>>>

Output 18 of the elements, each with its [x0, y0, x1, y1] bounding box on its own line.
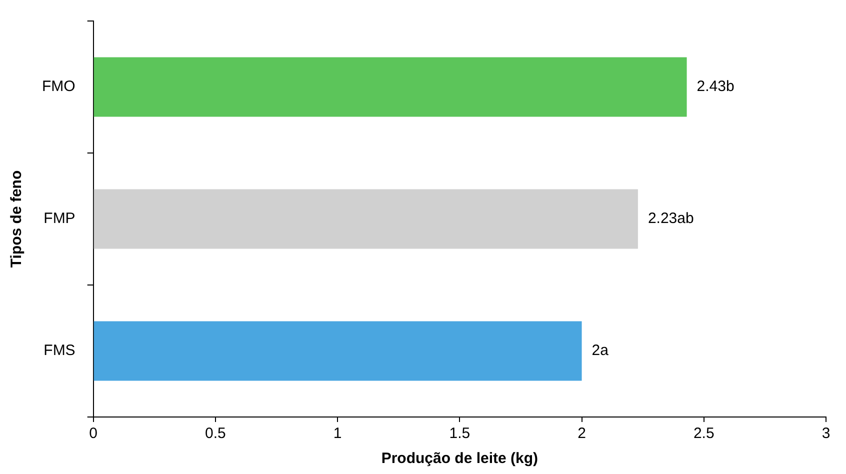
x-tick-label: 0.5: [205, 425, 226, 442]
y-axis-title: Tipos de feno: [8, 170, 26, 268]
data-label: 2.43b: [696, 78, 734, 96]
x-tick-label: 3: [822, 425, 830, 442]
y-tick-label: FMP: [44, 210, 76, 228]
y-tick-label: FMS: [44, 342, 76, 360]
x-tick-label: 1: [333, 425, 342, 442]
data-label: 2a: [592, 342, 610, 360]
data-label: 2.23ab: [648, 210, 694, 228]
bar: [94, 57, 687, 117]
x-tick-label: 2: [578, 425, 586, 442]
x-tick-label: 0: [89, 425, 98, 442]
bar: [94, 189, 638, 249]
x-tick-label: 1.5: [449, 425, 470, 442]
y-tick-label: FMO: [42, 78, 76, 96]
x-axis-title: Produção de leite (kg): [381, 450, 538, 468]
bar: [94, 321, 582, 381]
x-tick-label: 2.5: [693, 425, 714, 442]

<<<
>>>

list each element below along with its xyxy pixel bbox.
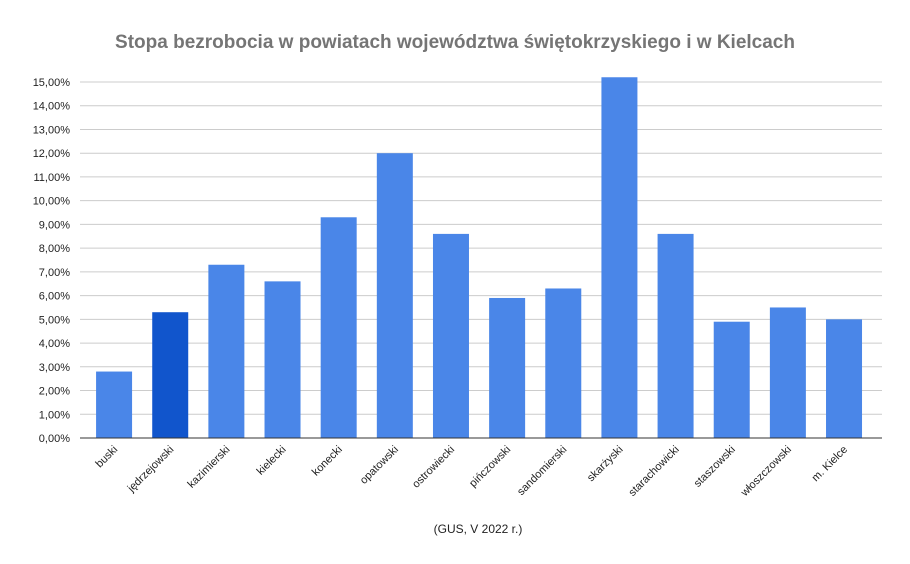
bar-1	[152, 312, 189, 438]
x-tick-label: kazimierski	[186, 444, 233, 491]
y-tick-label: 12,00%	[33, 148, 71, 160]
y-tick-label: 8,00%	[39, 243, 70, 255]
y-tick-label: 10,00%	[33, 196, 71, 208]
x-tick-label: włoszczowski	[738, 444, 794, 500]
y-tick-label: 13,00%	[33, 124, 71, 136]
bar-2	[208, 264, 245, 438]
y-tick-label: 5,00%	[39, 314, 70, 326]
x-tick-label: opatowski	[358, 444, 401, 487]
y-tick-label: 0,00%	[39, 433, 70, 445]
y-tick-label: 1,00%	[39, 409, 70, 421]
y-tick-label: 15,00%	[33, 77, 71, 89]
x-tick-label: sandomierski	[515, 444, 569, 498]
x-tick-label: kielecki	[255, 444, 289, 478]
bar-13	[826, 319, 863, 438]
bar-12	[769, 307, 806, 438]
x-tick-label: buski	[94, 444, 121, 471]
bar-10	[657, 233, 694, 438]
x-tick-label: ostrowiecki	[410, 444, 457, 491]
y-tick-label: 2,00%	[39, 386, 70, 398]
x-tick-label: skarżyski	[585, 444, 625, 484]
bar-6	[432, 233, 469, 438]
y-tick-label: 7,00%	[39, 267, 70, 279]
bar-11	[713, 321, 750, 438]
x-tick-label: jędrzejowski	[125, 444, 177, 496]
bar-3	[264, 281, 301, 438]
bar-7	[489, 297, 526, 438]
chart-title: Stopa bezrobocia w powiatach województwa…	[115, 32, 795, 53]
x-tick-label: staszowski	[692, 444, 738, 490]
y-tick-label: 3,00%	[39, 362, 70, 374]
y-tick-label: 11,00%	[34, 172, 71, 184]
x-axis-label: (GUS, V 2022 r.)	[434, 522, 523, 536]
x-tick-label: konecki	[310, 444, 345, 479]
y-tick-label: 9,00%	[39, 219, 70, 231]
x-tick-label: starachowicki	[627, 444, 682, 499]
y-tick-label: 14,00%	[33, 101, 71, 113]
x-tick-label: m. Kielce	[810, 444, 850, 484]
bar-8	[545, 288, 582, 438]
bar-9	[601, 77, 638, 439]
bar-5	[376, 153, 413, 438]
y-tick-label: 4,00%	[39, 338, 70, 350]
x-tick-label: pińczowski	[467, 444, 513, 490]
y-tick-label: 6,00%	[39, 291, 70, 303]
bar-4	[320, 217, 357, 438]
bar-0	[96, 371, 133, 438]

<<<

* Exercise *
Starting with the line above that contains "312, 189, 438]" and ending after the one that contains "444, 401, 487]", express those lines as a JSON list of strings, one string per line. Leave out any blank lines.

* Solution to this exercise *
[
  "bar-1\t[152, 312, 189, 438]",
  "x-tick-label: kazimierski\t[186, 444, 233, 491]",
  "y-tick-label: 12,00%\t[33, 148, 71, 160]",
  "y-tick-label: 8,00%\t[39, 243, 70, 255]",
  "y-tick-label: 10,00%\t[33, 196, 71, 208]",
  "x-tick-label: włoszczowski\t[738, 444, 794, 500]",
  "y-tick-label: 13,00%\t[33, 124, 71, 136]",
  "bar-2\t[208, 264, 245, 438]",
  "y-tick-label: 5,00%\t[39, 314, 70, 326]",
  "x-tick-label: opatowski\t[358, 444, 401, 487]"
]